# [Set exercise]
Locate each line of the material that contains "color", then return it.

(Records contained in a dataset)
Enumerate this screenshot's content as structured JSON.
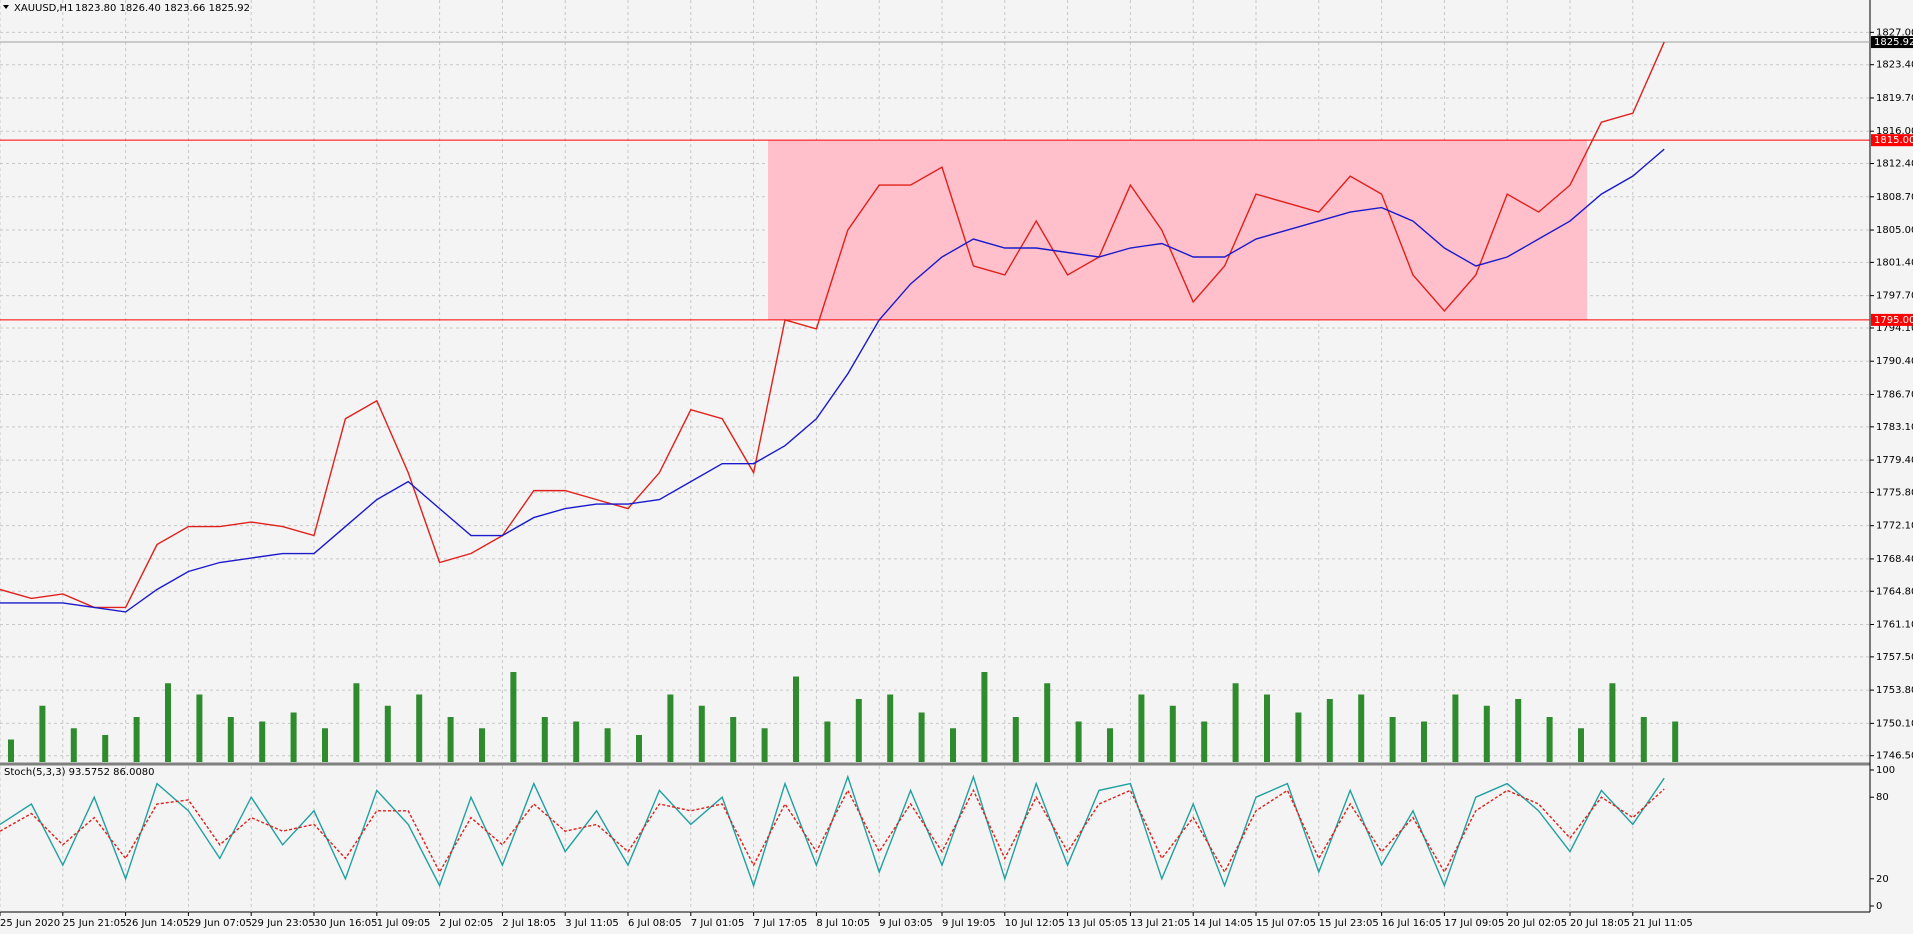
{
  "chart_data": {
    "type": "line",
    "title": "XAUUSD,H1",
    "quote": "1823.80 1826.40 1823.66 1825.92",
    "grid": true,
    "ylim": [
      1745.8,
      1830.6
    ],
    "yticks": [
      {
        "value": 1827,
        "label": "1827.00"
      },
      {
        "value": 1823.4,
        "label": "1823.40"
      },
      {
        "value": 1819.7,
        "label": "1819.70"
      },
      {
        "value": 1816,
        "label": "1816.00"
      },
      {
        "value": 1812.4,
        "label": "1812.40"
      },
      {
        "value": 1808.7,
        "label": "1808.70"
      },
      {
        "value": 1805,
        "label": "1805.00"
      },
      {
        "value": 1801.4,
        "label": "1801.40"
      },
      {
        "value": 1797.7,
        "label": "1797.70"
      },
      {
        "value": 1794.1,
        "label": "1794.10"
      },
      {
        "value": 1790.4,
        "label": "1790.40"
      },
      {
        "value": 1786.7,
        "label": "1786.70"
      },
      {
        "value": 1783.1,
        "label": "1783.10"
      },
      {
        "value": 1779.4,
        "label": "1779.40"
      },
      {
        "value": 1775.8,
        "label": "1775.80"
      },
      {
        "value": 1772.1,
        "label": "1772.10"
      },
      {
        "value": 1768.4,
        "label": "1768.40"
      },
      {
        "value": 1764.8,
        "label": "1764.80"
      },
      {
        "value": 1761.1,
        "label": "1761.10"
      },
      {
        "value": 1757.5,
        "label": "1757.50"
      },
      {
        "value": 1753.8,
        "label": "1753.80"
      },
      {
        "value": 1750.1,
        "label": "1750.10"
      },
      {
        "value": 1746.5,
        "label": "1746.50"
      }
    ],
    "current_price": {
      "value": 1825.92,
      "label": "1825.92"
    },
    "levels": [
      {
        "value": 1815,
        "label": "1815.00"
      },
      {
        "value": 1795,
        "label": "1795.00"
      }
    ],
    "categories": [
      "25 Jun 2020",
      null,
      "25 Jun 21:05",
      null,
      "26 Jun 14:05",
      null,
      "29 Jun 07:05",
      null,
      "29 Jun 23:05",
      null,
      "30 Jun 16:05",
      null,
      "1 Jul 09:05",
      null,
      "2 Jul 02:05",
      null,
      "2 Jul 18:05",
      null,
      "3 Jul 11:05",
      null,
      "6 Jul 08:05",
      null,
      "7 Jul 01:05",
      null,
      "7 Jul 17:05",
      null,
      "8 Jul 10:05",
      null,
      "9 Jul 03:05",
      null,
      "9 Jul 19:05",
      null,
      "10 Jul 12:05",
      null,
      "13 Jul 05:05",
      null,
      "13 Jul 21:05",
      null,
      "14 Jul 14:05",
      null,
      "15 Jul 07:05",
      null,
      "15 Jul 23:05",
      null,
      "16 Jul 16:05",
      null,
      "17 Jul 09:05",
      null,
      "20 Jul 02:05",
      null,
      "20 Jul 18:05",
      null,
      "21 Jul 11:05",
      null
    ],
    "series": [
      {
        "color": "#e0201b",
        "values": [
          1765,
          1764,
          1764.5,
          1763,
          1763,
          1770,
          1772,
          1772,
          1772.5,
          1772,
          1771,
          1784,
          1786,
          1778,
          1768,
          1769,
          1771,
          1776,
          1776,
          1775,
          1774,
          1778,
          1785,
          1784,
          1778,
          1795,
          1794,
          1805,
          1810,
          1810,
          1812,
          1801,
          1800,
          1806,
          1800,
          1802,
          1810,
          1805,
          1797,
          1801,
          1809,
          1808,
          1807,
          1811,
          1809,
          1800,
          1796,
          1800,
          1809,
          1807,
          1810,
          1817,
          1818,
          1825.92
        ]
      },
      {
        "color": "#1a1acc",
        "values": [
          1763.5,
          1763.5,
          1763.5,
          1763,
          1762.5,
          1765,
          1767,
          1768,
          1768.5,
          1769,
          1769,
          1772,
          1775,
          1777,
          1774,
          1771,
          1771,
          1773,
          1774,
          1774.5,
          1774.5,
          1775,
          1777,
          1779,
          1779,
          1781,
          1784,
          1789,
          1795,
          1799,
          1802,
          1804,
          1803,
          1803,
          1802.5,
          1802,
          1803,
          1803.5,
          1802,
          1802,
          1804,
          1805,
          1806,
          1807,
          1807.5,
          1806,
          1803,
          1801,
          1802,
          1804,
          1806,
          1809,
          1811,
          1814
        ]
      }
    ],
    "volume": {
      "color": "#2e8b2e",
      "values": [
        10,
        25,
        15,
        12,
        20,
        35,
        30,
        20,
        18,
        22,
        15,
        35,
        25,
        30,
        20,
        15,
        40,
        20,
        18,
        15,
        12,
        30,
        25,
        20,
        15,
        38,
        18,
        28,
        30,
        22,
        15,
        40,
        20,
        35,
        18,
        15,
        30,
        25,
        18,
        35,
        30,
        22,
        28,
        30,
        20,
        18,
        30,
        25,
        28,
        20,
        15,
        35,
        20,
        18
      ]
    },
    "indicator": {
      "title": "Stoch(5,3,3) 93.5752 86.0080",
      "ylim": [
        0,
        100
      ],
      "yticks": [
        100,
        80,
        20,
        0
      ],
      "series": [
        {
          "color": "#20a0a0",
          "values": [
            60,
            75,
            30,
            80,
            20,
            90,
            70,
            35,
            80,
            45,
            70,
            20,
            85,
            60,
            15,
            80,
            30,
            90,
            40,
            70,
            30,
            85,
            60,
            80,
            15,
            90,
            30,
            95,
            25,
            85,
            30,
            95,
            20,
            90,
            30,
            85,
            90,
            20,
            75,
            15,
            80,
            90,
            25,
            85,
            30,
            70,
            15,
            80,
            90,
            70,
            40,
            85,
            60,
            94
          ]
        },
        {
          "color": "#e0201b",
          "values": [
            55,
            68,
            45,
            65,
            35,
            75,
            78,
            45,
            65,
            55,
            60,
            35,
            70,
            70,
            25,
            65,
            45,
            75,
            55,
            60,
            40,
            75,
            70,
            75,
            30,
            75,
            40,
            85,
            40,
            75,
            40,
            85,
            35,
            80,
            40,
            75,
            85,
            35,
            65,
            25,
            70,
            85,
            35,
            75,
            40,
            65,
            25,
            70,
            85,
            75,
            50,
            80,
            65,
            86
          ]
        }
      ]
    }
  }
}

# [Written solution]
        "color": "#e0201b",
        "color": "#1a1acc",
      "color": "#2e8b2e",
          "color": "#20a0a0",
          "color": "#e0201b",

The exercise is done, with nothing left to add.